-- Material shown --
━━━━━━

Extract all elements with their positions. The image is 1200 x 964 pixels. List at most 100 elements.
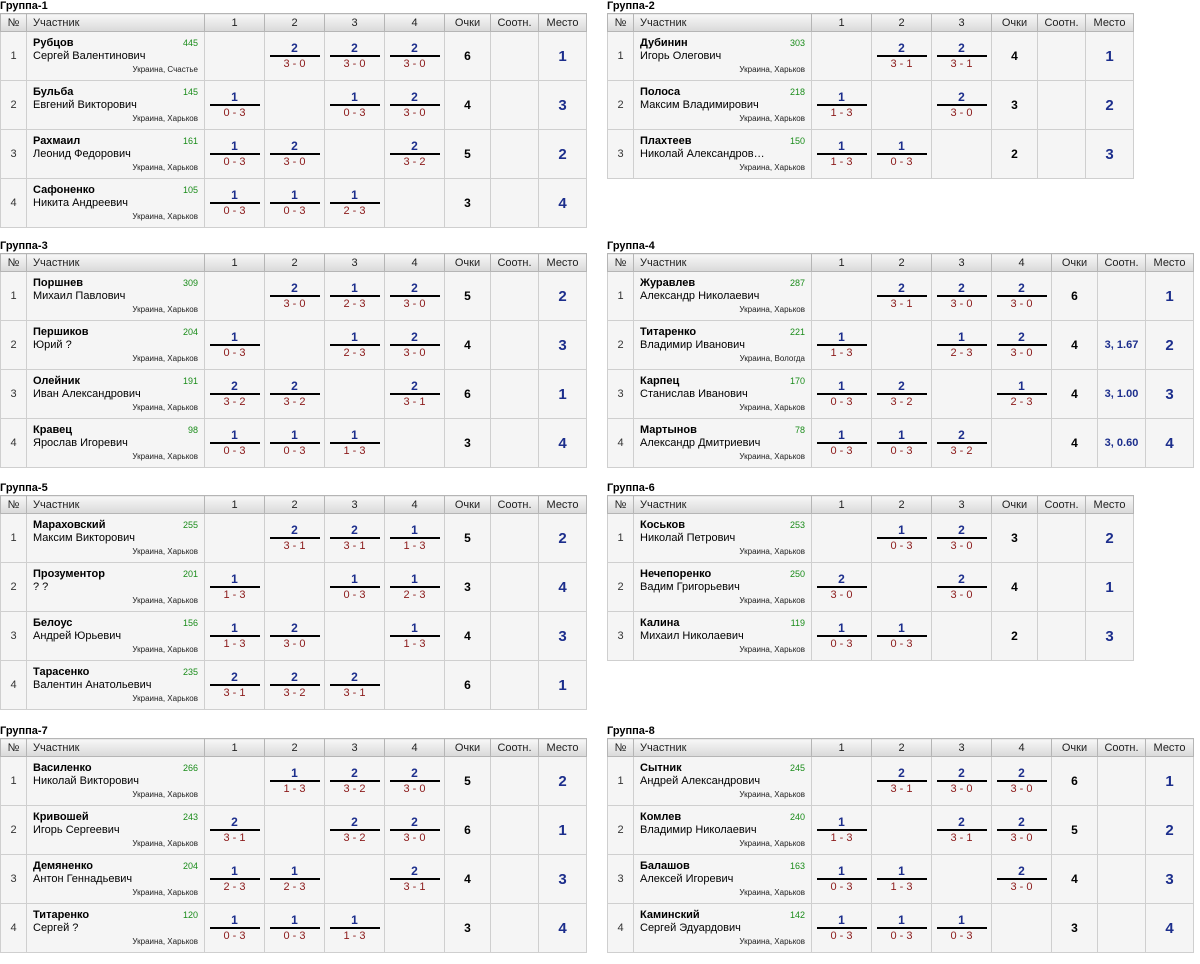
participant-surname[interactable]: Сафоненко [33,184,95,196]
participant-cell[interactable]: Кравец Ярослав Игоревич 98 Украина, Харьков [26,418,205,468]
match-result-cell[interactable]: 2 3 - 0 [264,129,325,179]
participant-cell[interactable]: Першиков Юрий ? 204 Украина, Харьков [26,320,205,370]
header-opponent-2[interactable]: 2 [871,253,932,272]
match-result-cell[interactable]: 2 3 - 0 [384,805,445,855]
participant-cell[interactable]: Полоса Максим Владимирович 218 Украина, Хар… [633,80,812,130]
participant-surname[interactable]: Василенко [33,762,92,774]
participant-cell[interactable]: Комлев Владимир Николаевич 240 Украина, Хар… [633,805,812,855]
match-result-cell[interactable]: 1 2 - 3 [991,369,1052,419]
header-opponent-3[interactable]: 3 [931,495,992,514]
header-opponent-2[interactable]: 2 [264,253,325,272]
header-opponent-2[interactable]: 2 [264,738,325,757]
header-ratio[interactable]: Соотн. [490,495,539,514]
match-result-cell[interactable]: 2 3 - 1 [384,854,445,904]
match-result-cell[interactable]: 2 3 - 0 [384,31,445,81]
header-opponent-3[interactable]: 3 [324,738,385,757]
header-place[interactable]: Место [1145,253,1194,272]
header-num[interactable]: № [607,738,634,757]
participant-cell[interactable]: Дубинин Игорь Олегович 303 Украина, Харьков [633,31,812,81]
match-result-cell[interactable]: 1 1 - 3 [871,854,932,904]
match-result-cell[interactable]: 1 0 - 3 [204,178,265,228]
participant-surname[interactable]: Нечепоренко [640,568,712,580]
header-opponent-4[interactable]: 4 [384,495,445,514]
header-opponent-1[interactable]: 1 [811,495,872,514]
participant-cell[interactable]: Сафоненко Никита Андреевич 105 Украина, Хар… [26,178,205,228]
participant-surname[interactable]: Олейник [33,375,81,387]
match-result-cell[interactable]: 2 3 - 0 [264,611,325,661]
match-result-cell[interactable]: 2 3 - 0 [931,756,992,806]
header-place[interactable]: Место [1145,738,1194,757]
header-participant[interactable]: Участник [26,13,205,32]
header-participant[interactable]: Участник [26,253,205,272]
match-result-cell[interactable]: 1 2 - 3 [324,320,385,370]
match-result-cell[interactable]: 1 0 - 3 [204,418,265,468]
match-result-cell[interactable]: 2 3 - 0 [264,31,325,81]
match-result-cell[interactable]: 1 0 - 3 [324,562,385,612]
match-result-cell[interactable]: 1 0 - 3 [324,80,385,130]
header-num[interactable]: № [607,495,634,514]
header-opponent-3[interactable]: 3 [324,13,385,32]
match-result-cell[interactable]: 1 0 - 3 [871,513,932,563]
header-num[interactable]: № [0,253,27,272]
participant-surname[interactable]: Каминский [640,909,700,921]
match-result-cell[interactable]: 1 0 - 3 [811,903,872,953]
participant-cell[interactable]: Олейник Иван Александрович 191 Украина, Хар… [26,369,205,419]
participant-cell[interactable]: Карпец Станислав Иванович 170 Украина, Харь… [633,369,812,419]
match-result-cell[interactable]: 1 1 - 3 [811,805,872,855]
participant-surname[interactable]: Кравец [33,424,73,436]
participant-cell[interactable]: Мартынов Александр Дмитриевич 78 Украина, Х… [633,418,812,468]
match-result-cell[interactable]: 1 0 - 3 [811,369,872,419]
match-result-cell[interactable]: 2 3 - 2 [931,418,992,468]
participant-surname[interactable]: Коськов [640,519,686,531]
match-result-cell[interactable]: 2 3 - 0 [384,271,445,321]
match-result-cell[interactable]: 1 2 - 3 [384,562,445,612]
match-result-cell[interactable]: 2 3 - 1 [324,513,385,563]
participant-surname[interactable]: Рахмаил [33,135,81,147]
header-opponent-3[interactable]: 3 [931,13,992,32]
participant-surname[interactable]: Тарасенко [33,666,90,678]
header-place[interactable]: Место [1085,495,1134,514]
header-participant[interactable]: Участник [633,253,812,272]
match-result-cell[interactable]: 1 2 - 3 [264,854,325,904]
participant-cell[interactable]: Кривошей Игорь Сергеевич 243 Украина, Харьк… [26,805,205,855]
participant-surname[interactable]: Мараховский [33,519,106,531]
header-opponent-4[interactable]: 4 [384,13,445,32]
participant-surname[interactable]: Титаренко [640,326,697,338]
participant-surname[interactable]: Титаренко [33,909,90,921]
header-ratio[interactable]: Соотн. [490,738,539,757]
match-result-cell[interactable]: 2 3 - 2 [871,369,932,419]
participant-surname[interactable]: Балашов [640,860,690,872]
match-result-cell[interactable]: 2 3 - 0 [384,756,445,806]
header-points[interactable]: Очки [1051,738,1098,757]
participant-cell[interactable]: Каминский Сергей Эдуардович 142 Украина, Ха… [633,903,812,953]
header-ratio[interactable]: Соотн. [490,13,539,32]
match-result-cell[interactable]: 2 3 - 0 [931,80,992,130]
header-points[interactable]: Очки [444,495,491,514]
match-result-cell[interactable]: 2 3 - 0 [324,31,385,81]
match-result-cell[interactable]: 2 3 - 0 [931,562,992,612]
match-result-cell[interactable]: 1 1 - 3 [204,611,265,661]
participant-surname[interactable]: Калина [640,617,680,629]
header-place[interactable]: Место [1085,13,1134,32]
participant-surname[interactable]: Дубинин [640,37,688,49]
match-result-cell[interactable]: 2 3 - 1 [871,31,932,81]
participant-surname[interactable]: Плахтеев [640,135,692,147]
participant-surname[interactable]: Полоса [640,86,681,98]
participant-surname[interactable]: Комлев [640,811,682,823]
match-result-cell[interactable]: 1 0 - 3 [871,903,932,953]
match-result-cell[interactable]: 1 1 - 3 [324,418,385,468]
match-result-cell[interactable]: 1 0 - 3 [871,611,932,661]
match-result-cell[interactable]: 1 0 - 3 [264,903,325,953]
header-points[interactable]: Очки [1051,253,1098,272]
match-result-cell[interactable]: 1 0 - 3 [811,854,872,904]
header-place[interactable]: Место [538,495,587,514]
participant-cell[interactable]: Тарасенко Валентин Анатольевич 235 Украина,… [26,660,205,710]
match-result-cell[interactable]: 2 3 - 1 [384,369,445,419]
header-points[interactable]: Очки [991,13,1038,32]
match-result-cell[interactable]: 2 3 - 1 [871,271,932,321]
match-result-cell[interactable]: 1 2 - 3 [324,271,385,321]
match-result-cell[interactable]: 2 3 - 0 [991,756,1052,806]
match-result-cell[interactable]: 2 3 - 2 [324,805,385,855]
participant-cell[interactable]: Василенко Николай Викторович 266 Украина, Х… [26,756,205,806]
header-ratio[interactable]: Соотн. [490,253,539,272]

━━━━━━

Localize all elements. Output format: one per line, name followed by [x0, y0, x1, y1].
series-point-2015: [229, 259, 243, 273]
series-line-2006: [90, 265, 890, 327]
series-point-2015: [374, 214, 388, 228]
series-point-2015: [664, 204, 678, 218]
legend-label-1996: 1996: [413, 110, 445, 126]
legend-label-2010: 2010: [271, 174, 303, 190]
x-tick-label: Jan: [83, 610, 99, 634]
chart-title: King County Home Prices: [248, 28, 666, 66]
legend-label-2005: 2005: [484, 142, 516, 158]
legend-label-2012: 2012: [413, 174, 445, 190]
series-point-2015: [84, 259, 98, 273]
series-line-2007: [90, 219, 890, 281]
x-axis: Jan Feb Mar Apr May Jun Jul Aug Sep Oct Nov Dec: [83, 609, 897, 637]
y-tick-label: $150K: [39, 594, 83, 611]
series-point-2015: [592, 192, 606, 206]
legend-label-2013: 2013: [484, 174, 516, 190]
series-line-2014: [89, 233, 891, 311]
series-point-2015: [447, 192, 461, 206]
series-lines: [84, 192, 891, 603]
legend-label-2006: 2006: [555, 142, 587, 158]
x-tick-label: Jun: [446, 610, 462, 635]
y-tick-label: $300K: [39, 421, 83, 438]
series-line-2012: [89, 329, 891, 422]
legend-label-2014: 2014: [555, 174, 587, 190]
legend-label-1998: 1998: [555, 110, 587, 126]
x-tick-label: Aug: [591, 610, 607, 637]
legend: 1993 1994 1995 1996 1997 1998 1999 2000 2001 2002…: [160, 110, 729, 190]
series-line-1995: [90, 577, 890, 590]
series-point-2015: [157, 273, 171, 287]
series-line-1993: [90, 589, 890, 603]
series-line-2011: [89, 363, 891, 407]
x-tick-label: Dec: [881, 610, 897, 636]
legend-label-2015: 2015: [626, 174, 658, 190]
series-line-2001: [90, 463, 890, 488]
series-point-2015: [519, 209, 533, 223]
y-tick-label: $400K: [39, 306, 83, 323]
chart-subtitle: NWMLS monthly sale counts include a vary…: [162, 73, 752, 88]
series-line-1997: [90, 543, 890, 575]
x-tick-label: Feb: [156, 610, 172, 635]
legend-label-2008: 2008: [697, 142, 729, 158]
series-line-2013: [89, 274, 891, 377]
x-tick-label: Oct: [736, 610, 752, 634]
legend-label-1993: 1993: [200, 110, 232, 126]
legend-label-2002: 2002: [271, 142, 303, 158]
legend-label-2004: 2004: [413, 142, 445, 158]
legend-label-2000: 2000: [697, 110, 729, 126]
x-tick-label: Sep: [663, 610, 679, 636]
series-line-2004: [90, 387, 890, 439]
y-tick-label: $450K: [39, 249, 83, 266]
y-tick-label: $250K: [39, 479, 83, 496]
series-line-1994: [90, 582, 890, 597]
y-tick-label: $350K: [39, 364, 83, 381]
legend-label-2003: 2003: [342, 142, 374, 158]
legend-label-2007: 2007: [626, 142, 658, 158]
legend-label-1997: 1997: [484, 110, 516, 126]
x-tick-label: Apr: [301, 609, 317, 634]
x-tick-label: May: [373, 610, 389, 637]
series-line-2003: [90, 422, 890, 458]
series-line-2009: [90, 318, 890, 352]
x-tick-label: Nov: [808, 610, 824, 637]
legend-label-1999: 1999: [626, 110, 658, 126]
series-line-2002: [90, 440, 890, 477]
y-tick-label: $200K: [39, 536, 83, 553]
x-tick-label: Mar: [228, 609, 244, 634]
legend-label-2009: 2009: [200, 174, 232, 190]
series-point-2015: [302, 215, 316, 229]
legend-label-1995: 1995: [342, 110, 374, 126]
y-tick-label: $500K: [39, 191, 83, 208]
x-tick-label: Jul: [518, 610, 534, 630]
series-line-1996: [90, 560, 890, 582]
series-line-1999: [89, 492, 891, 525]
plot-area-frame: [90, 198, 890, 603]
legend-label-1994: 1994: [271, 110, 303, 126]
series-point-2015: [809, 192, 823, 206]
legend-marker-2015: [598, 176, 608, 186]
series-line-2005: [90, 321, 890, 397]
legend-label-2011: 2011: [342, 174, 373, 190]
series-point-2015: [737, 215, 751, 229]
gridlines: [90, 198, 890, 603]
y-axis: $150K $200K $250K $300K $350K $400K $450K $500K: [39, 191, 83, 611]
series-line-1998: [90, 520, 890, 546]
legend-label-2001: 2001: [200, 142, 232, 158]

━━━━━━

-- Direction --
Please copy out, unchanged, the lines of the records above, starting at the line that contains "Localize all elements." and stopping after the line that contains "legend-label-1993: 1993: [200, 110, 232, 126]".

-- Answer for the task --
Localize all elements. Output format: one per line, name followed by [x0, y0, x1, y1].
series-point-2015: [229, 259, 243, 273]
series-line-2006: [90, 265, 890, 327]
series-point-2015: [374, 214, 388, 228]
series-point-2015: [664, 204, 678, 218]
legend-label-1996: 1996: [413, 110, 445, 126]
legend-label-2010: 2010: [271, 174, 303, 190]
x-tick-label: Jan: [83, 610, 99, 634]
chart-title: King County Home Prices: [248, 28, 666, 66]
legend-label-2005: 2005: [484, 142, 516, 158]
legend-label-2012: 2012: [413, 174, 445, 190]
series-point-2015: [84, 259, 98, 273]
series-line-2007: [90, 219, 890, 281]
x-axis: Jan Feb Mar Apr May Jun Jul Aug Sep Oct Nov Dec: [83, 609, 897, 637]
y-tick-label: $150K: [39, 594, 83, 611]
series-point-2015: [592, 192, 606, 206]
legend-label-2013: 2013: [484, 174, 516, 190]
series-line-2014: [89, 233, 891, 311]
series-point-2015: [447, 192, 461, 206]
series-lines: [84, 192, 891, 603]
legend-label-2006: 2006: [555, 142, 587, 158]
x-tick-label: Jun: [446, 610, 462, 635]
y-tick-label: $300K: [39, 421, 83, 438]
series-line-2012: [89, 329, 891, 422]
legend-label-2014: 2014: [555, 174, 587, 190]
legend-label-1998: 1998: [555, 110, 587, 126]
x-tick-label: Aug: [591, 610, 607, 637]
legend: 1993 1994 1995 1996 1997 1998 1999 2000 2001 2002…: [160, 110, 729, 190]
series-line-1995: [90, 577, 890, 590]
series-point-2015: [157, 273, 171, 287]
series-line-1993: [90, 589, 890, 603]
series-line-2011: [89, 363, 891, 407]
x-tick-label: Dec: [881, 610, 897, 636]
legend-label-2015: 2015: [626, 174, 658, 190]
series-line-2001: [90, 463, 890, 488]
series-point-2015: [519, 209, 533, 223]
y-tick-label: $400K: [39, 306, 83, 323]
chart-subtitle: NWMLS monthly sale counts include a vary…: [162, 73, 752, 88]
series-line-1997: [90, 543, 890, 575]
x-tick-label: Feb: [156, 610, 172, 635]
legend-label-2008: 2008: [697, 142, 729, 158]
series-line-2013: [89, 274, 891, 377]
x-tick-label: Oct: [736, 610, 752, 634]
legend-label-1993: 1993: [200, 110, 232, 126]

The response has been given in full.